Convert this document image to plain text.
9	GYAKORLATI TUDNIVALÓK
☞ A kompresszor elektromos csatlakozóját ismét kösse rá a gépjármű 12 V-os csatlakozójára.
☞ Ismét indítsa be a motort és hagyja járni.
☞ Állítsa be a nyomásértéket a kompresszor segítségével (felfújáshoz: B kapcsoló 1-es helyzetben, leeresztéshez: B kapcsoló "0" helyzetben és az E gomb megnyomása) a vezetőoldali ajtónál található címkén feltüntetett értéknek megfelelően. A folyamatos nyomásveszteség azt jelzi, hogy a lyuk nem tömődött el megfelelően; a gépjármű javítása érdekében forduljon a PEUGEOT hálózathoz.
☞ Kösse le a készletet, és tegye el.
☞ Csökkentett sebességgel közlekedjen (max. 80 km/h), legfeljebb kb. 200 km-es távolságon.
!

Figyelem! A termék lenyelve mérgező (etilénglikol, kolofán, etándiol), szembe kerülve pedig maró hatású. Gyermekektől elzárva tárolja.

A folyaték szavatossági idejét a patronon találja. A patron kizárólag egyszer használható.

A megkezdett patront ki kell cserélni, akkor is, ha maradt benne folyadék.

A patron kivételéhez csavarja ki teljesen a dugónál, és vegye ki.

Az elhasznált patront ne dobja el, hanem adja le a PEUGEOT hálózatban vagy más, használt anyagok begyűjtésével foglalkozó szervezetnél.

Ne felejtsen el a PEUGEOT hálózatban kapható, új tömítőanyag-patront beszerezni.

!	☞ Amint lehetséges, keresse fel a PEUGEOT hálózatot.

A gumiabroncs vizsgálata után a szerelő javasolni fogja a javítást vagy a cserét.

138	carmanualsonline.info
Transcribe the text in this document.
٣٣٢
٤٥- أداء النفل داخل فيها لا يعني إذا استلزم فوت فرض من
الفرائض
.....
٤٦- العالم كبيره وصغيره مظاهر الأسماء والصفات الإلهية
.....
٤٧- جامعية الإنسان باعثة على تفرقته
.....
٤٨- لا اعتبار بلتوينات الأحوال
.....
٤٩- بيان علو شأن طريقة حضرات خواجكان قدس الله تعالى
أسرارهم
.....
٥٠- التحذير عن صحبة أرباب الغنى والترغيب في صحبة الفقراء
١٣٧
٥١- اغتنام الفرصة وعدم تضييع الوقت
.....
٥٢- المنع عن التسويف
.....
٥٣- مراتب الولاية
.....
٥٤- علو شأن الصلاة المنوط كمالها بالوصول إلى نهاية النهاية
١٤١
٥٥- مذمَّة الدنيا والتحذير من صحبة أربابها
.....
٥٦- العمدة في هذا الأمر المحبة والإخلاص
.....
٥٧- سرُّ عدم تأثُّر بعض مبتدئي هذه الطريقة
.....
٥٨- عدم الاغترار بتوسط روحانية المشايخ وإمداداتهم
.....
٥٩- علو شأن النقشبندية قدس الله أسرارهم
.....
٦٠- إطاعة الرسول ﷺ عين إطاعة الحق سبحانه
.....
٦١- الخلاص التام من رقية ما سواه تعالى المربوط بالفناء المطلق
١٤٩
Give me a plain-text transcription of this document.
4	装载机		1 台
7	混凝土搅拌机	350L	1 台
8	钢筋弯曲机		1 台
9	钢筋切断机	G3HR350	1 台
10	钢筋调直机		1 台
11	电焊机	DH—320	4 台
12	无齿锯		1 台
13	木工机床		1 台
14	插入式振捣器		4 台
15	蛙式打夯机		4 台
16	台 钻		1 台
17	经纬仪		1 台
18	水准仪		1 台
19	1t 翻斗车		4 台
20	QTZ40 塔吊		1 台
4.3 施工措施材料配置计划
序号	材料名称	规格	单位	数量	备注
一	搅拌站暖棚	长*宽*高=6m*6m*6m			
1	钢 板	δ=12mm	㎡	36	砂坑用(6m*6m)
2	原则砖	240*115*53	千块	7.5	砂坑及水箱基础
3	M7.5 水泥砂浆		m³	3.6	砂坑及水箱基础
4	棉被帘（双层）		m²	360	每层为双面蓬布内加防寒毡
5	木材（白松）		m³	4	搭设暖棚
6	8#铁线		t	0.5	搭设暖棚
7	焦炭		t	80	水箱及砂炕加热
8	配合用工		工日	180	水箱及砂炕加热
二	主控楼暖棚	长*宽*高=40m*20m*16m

......

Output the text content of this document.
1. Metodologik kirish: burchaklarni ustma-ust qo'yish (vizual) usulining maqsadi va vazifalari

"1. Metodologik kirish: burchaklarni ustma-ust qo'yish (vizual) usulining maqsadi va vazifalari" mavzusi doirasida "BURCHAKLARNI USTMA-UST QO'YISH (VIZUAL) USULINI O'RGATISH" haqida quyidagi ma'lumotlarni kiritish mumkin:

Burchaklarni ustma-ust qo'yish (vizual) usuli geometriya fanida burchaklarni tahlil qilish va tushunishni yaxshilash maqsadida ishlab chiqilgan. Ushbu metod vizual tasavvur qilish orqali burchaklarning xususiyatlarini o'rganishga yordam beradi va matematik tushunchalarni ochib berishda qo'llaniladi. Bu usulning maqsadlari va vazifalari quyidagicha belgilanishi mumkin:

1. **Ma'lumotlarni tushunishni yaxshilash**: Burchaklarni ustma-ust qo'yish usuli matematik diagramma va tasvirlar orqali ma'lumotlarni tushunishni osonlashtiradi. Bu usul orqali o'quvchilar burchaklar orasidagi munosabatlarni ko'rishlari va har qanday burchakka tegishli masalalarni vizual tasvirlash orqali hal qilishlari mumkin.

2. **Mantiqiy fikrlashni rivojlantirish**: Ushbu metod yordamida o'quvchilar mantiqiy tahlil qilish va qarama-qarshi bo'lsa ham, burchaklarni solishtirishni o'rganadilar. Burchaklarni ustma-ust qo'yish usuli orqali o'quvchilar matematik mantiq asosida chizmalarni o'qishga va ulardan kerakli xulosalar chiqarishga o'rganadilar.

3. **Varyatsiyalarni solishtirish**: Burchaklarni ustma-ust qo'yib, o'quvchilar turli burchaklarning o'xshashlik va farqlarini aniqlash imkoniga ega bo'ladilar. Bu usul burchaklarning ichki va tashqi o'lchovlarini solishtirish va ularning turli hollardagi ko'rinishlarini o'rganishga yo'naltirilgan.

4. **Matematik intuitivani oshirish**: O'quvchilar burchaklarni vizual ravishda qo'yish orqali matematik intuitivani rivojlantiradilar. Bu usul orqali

......

**Exercise details**
Each line that has the word "usulining" should be copied.

**Worked answer**
1. Metodologik kirish: burchaklarni ustma-ust qo'yish (vizual) usulining maqsadi va vazifalari
"1. Metodologik kirish: burchaklarni ustma-ust qo'yish (vizual) usulining maqsadi va vazifalari" mavzusi doirasida "BURCHAKLARNI USTMA-UST QO'YISH (VIZUAL) USULINI O'RGATISH" haqida quyidagi ma'lumotlarni kiritish mumkin:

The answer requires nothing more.